▶ _TASK TO CARRY OUT_: Omit all images. Write out the rest of the material exactly.

___ DATA SUPPLIED

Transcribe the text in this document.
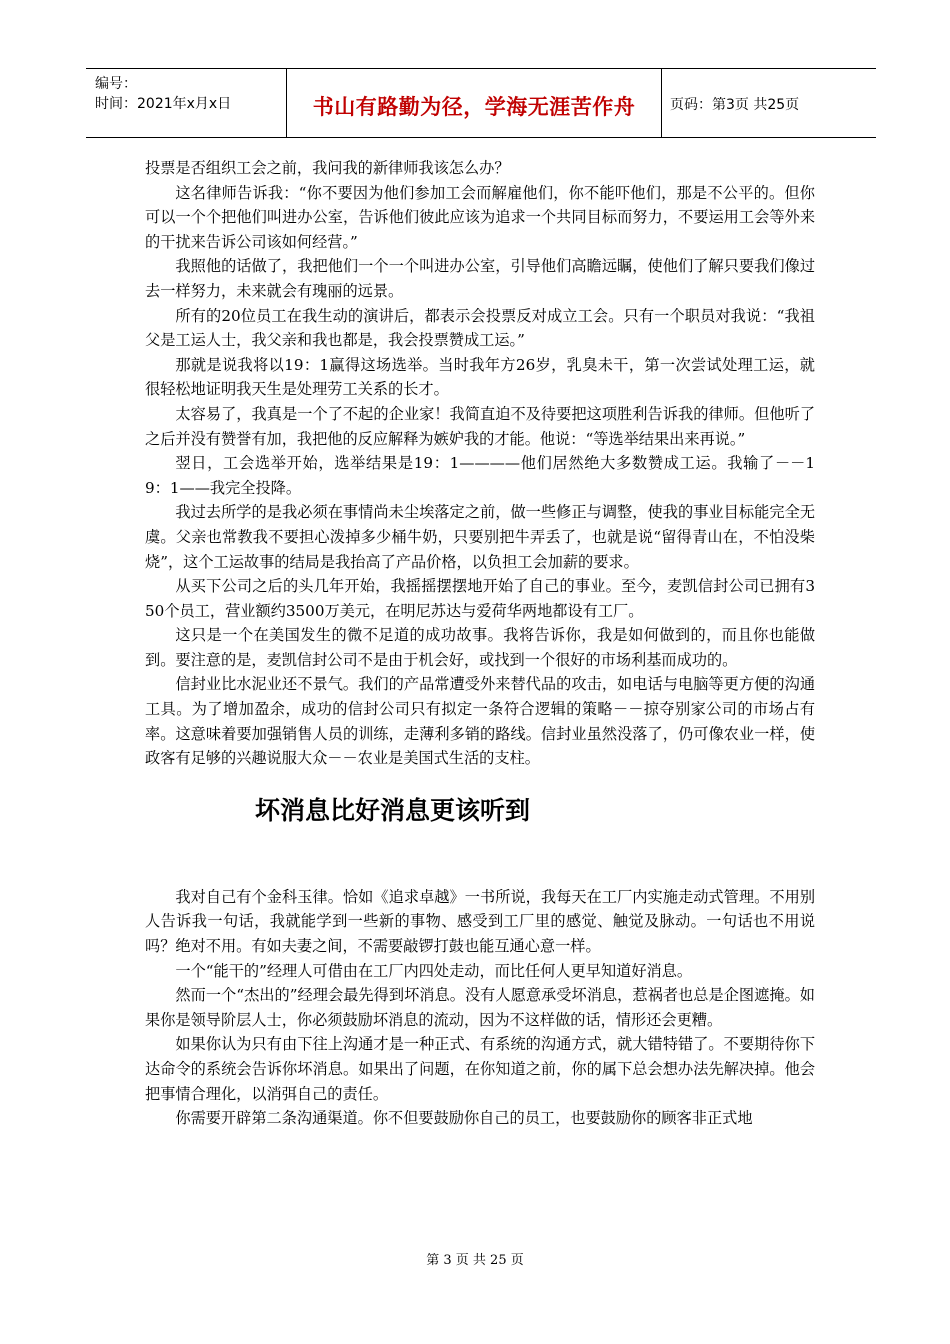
编号：
时间：2021年x月x日	书山有路勤为径，学海无涯苦作舟	页码：第3页 共25页

投票是否组织工会之前，我问我的新律师我该怎么办？

这名律师告诉我：“你不要因为他们参加工会而解雇他们，你不能吓他们，那是不公平的。但你可以一个个把他们叫进办公室，告诉他们彼此应该为追求一个共同目标而努力，不要运用工会等外来的干扰来告诉公司该如何经营。”

我照他的话做了，我把他们一个一个叫进办公室，引导他们高瞻远瞩，使他们了解只要我们像过去一样努力，未来就会有瑰丽的远景。

所有的20位员工在我生动的演讲后，都表示会投票反对成立工会。只有一个职员对我说：“我祖父是工运人士，我父亲和我也都是，我会投票赞成工运。”

那就是说我将以19：1赢得这场选举。当时我年方26岁，乳臭未干，第一次尝试处理工运，就很轻松地证明我天生是处理劳工关系的长才。

太容易了，我真是一个了不起的企业家！我简直迫不及待要把这项胜利告诉我的律师。但他听了之后并没有赞誉有加，我把他的反应解释为嫉妒我的才能。他说：“等选举结果出来再说。”

翌日，工会选举开始，选举结果是19：1————他们居然绝大多数赞成工运。我输了－－19：1——我完全投降。

我过去所学的是我必须在事情尚未尘埃落定之前，做一些修正与调整，使我的事业目标能完全无虞。父亲也常教我不要担心泼掉多少桶牛奶，只要别把牛弄丢了，也就是说“留得青山在，不怕没柴烧”，这个工运故事的结局是我抬高了产品价格，以负担工会加薪的要求。

从买下公司之后的头几年开始，我摇摇摆摆地开始了自己的事业。至今，麦凯信封公司已拥有350个员工，营业额约3500万美元，在明尼苏达与爱荷华两地都设有工厂。

这只是一个在美国发生的微不足道的成功故事。我将告诉你，我是如何做到的，而且你也能做到。要注意的是，麦凯信封公司不是由于机会好，或找到一个很好的市场利基而成功的。

信封业比水泥业还不景气。我们的产品常遭受外来替代品的攻击，如电话与电脑等更方便的沟通工具。为了增加盈余，成功的信封公司只有拟定一条符合逻辑的策略－－掠夺别家公司的市场占有率。这意味着要加强销售人员的训练，走薄利多销的路线。信封业虽然没落了，仍可像农业一样，使政客有足够的兴趣说服大众－－农业是美国式生活的支柱。

坏消息比好消息更该听到

我对自己有个金科玉律。恰如《追求卓越》一书所说，我每天在工厂内实施走动式管理。不用别人告诉我一句话，我就能学到一些新的事物、感受到工厂里的感觉、触觉及脉动。一句话也不用说吗？绝对不用。有如夫妻之间，不需要敲锣打鼓也能互通心意一样。

一个“能干的”经理人可借由在工厂内四处走动，而比任何人更早知道好消息。

然而一个“杰出的”经理会最先得到坏消息。没有人愿意承受坏消息，惹祸者也总是企图遮掩。如果你是领导阶层人士，你必须鼓励坏消息的流动，因为不这样做的话，情形还会更糟。

如果你认为只有由下往上沟通才是一种正式、有系统的沟通方式，就大错特错了。不要期待你下达命令的系统会告诉你坏消息。如果出了问题，在你知道之前，你的属下总会想办法先解决掉。他会把事情合理化，以消弭自己的责任。

你需要开辟第二条沟通渠道。你不但要鼓励你自己的员工，也要鼓励你的顾客非正式地

第 3 页 共 25 页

______

▶ _THE RESULT_:
Transcribe the text in this document.
编号：
时间：2021年x月x日	书山有路勤为径，学海无涯苦作舟	页码：第3页 共25页

投票是否组织工会之前，我问我的新律师我该怎么办？

这名律师告诉我：“你不要因为他们参加工会而解雇他们，你不能吓他们，那是不公平的。但你可以一个个把他们叫进办公室，告诉他们彼此应该为追求一个共同目标而努力，不要运用工会等外来的干扰来告诉公司该如何经营。”

我照他的话做了，我把他们一个一个叫进办公室，引导他们高瞻远瞩，使他们了解只要我们像过去一样努力，未来就会有瑰丽的远景。

所有的20位员工在我生动的演讲后，都表示会投票反对成立工会。只有一个职员对我说：“我祖父是工运人士，我父亲和我也都是，我会投票赞成工运。”

那就是说我将以19：1赢得这场选举。当时我年方26岁，乳臭未干，第一次尝试处理工运，就很轻松地证明我天生是处理劳工关系的长才。

太容易了，我真是一个了不起的企业家！我简直迫不及待要把这项胜利告诉我的律师。但他听了之后并没有赞誉有加，我把他的反应解释为嫉妒我的才能。他说：“等选举结果出来再说。”

翌日，工会选举开始，选举结果是19：1————他们居然绝大多数赞成工运。我输了－－19：1——我完全投降。

我过去所学的是我必须在事情尚未尘埃落定之前，做一些修正与调整，使我的事业目标能完全无虞。父亲也常教我不要担心泼掉多少桶牛奶，只要别把牛弄丢了，也就是说“留得青山在，不怕没柴烧”，这个工运故事的结局是我抬高了产品价格，以负担工会加薪的要求。

从买下公司之后的头几年开始，我摇摇摆摆地开始了自己的事业。至今，麦凯信封公司已拥有350个员工，营业额约3500万美元，在明尼苏达与爱荷华两地都设有工厂。

这只是一个在美国发生的微不足道的成功故事。我将告诉你，我是如何做到的，而且你也能做到。要注意的是，麦凯信封公司不是由于机会好，或找到一个很好的市场利基而成功的。

信封业比水泥业还不景气。我们的产品常遭受外来替代品的攻击，如电话与电脑等更方便的沟通工具。为了增加盈余，成功的信封公司只有拟定一条符合逻辑的策略－－掠夺别家公司的市场占有率。这意味着要加强销售人员的训练，走薄利多销的路线。信封业虽然没落了，仍可像农业一样，使政客有足够的兴趣说服大众－－农业是美国式生活的支柱。

坏消息比好消息更该听到

我对自己有个金科玉律。恰如《追求卓越》一书所说，我每天在工厂内实施走动式管理。不用别人告诉我一句话，我就能学到一些新的事物、感受到工厂里的感觉、触觉及脉动。一句话也不用说吗？绝对不用。有如夫妻之间，不需要敲锣打鼓也能互通心意一样。

一个“能干的”经理人可借由在工厂内四处走动，而比任何人更早知道好消息。

然而一个“杰出的”经理会最先得到坏消息。没有人愿意承受坏消息，惹祸者也总是企图遮掩。如果你是领导阶层人士，你必须鼓励坏消息的流动，因为不这样做的话，情形还会更糟。

如果你认为只有由下往上沟通才是一种正式、有系统的沟通方式，就大错特错了。不要期待你下达命令的系统会告诉你坏消息。如果出了问题，在你知道之前，你的属下总会想办法先解决掉。他会把事情合理化，以消弭自己的责任。

你需要开辟第二条沟通渠道。你不但要鼓励你自己的员工，也要鼓励你的顾客非正式地

第 3 页 共 25 页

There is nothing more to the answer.